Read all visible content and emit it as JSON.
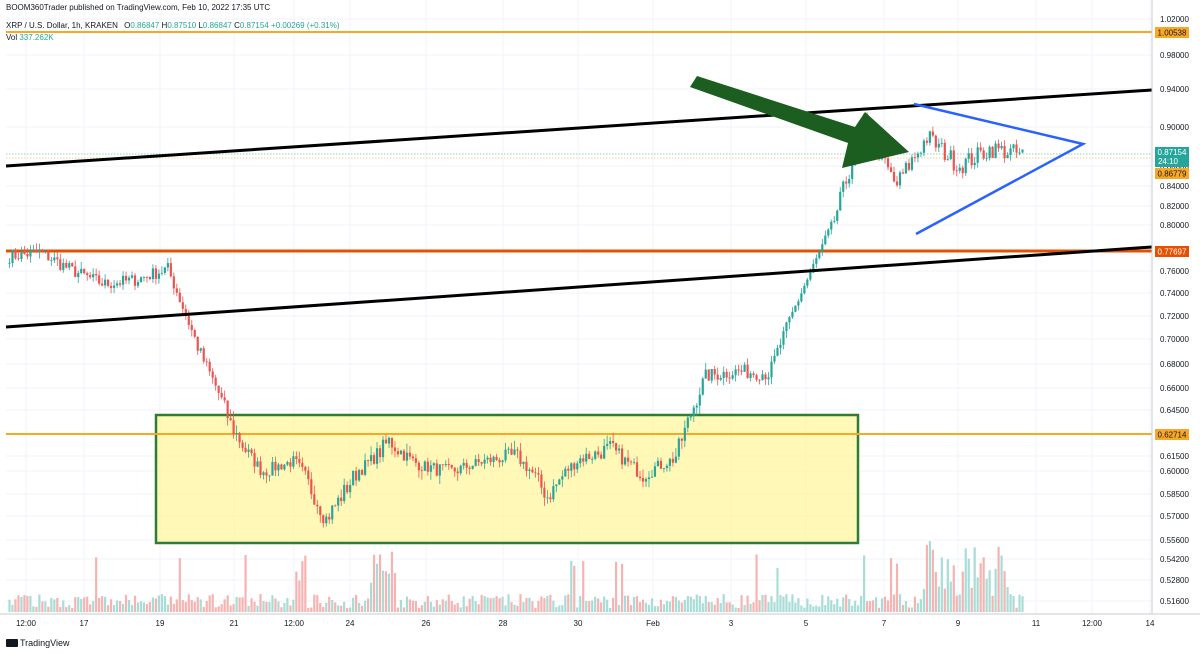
{
  "header": {
    "published": "BOOM360Trader published on TradingView.com, Feb 10, 2022 17:35 UTC",
    "symbol": "XRP / U.S. Dollar, 1h, KRAKEN",
    "open_label": "O",
    "open": "0.86847",
    "high_label": "H",
    "high": "0.87510",
    "low_label": "L",
    "low": "0.86847",
    "close_label": "C",
    "close": "0.87154",
    "change": "+0.00269 (+0.31%)",
    "vol_label": "Vol",
    "vol": "337.262K"
  },
  "footer": {
    "logo_icon": "tradingview-logo-icon",
    "brand": "TradingView"
  },
  "colors": {
    "up": "#26a69a",
    "down": "#ef5350",
    "vol_up": "#a8dcd6",
    "vol_down": "#f5b3b1",
    "orange_level": "#f9a825",
    "red_level": "#e65100",
    "trend": "#000000",
    "triangle": "#2962ff",
    "arrow": "#1b5e20",
    "box_fill": "#fff59d",
    "box_stroke": "#2e7d32"
  },
  "chart_data": {
    "type": "candlestick",
    "title": "",
    "xlabel": "",
    "ylabel": "",
    "y_axis_ticks": [
      "1.02000",
      "0.98000",
      "0.94000",
      "0.90000",
      "0.86000",
      "0.84000",
      "0.82000",
      "0.80000",
      "0.76000",
      "0.74000",
      "0.72000",
      "0.70000",
      "0.68000",
      "0.66000",
      "0.64500",
      "0.61500",
      "0.60000",
      "0.58500",
      "0.57000",
      "0.55600",
      "0.54200",
      "0.52800",
      "0.51600"
    ],
    "x_axis_ticks": [
      "12:00",
      "17",
      "19",
      "21",
      "12:00",
      "24",
      "26",
      "28",
      "30",
      "Feb",
      "3",
      "5",
      "7",
      "9",
      "11",
      "12:00",
      "14"
    ],
    "price_labels": [
      {
        "value": "1.00538",
        "role": "level"
      },
      {
        "value": "0.87154",
        "role": "last"
      },
      {
        "value": "24:10",
        "role": "countdown"
      },
      {
        "value": "0.86779",
        "role": "level"
      },
      {
        "value": "0.77697",
        "role": "level"
      },
      {
        "value": "0.62714",
        "role": "level"
      }
    ],
    "horizontal_levels": [
      {
        "value": 1.00538,
        "color": "orange"
      },
      {
        "value": 0.77697,
        "color": "red"
      },
      {
        "value": 0.62714,
        "color": "orange"
      }
    ],
    "date_range": [
      "Jan 16",
      "Feb 10"
    ],
    "ohlc_sample": [
      {
        "t": "Jan 16 12:00",
        "c": 0.773
      },
      {
        "t": "Jan 17",
        "c": 0.776
      },
      {
        "t": "Jan 18",
        "c": 0.76
      },
      {
        "t": "Jan 19",
        "c": 0.748
      },
      {
        "t": "Jan 20",
        "c": 0.752
      },
      {
        "t": "Jan 20 18:00",
        "c": 0.762
      },
      {
        "t": "Jan 21",
        "c": 0.69
      },
      {
        "t": "Jan 21 12:00",
        "c": 0.635
      },
      {
        "t": "Jan 22",
        "c": 0.6
      },
      {
        "t": "Jan 23",
        "c": 0.61
      },
      {
        "t": "Jan 24",
        "c": 0.568
      },
      {
        "t": "Jan 25",
        "c": 0.6
      },
      {
        "t": "Jan 26",
        "c": 0.625
      },
      {
        "t": "Jan 27",
        "c": 0.605
      },
      {
        "t": "Jan 28",
        "c": 0.6
      },
      {
        "t": "Jan 29",
        "c": 0.61
      },
      {
        "t": "Jan 30",
        "c": 0.615
      },
      {
        "t": "Jan 31",
        "c": 0.583
      },
      {
        "t": "Feb 1",
        "c": 0.612
      },
      {
        "t": "Feb 2",
        "c": 0.62
      },
      {
        "t": "Feb 3",
        "c": 0.598
      },
      {
        "t": "Feb 4",
        "c": 0.612
      },
      {
        "t": "Feb 4 18:00",
        "c": 0.67
      },
      {
        "t": "Feb 5",
        "c": 0.674
      },
      {
        "t": "Feb 6",
        "c": 0.672
      },
      {
        "t": "Feb 7",
        "c": 0.74
      },
      {
        "t": "Feb 7 18:00",
        "c": 0.8
      },
      {
        "t": "Feb 8",
        "c": 0.905
      },
      {
        "t": "Feb 8 12:00",
        "c": 0.84
      },
      {
        "t": "Feb 9",
        "c": 0.89
      },
      {
        "t": "Feb 9 12:00",
        "c": 0.86
      },
      {
        "t": "Feb 10",
        "c": 0.878
      },
      {
        "t": "Feb 10 17:00",
        "c": 0.87154
      }
    ]
  }
}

#### Problem statement
Check each line above for "value" and return the ones that have it.

#### Task output
        "value": "1.00538",
        "value": "0.87154",
        "value": "24:10",
        "value": "0.86779",
        "value": "0.77697",
        "value": "0.62714",
        "value": 1.00538,
        "value": 0.77697,
        "value": 0.62714,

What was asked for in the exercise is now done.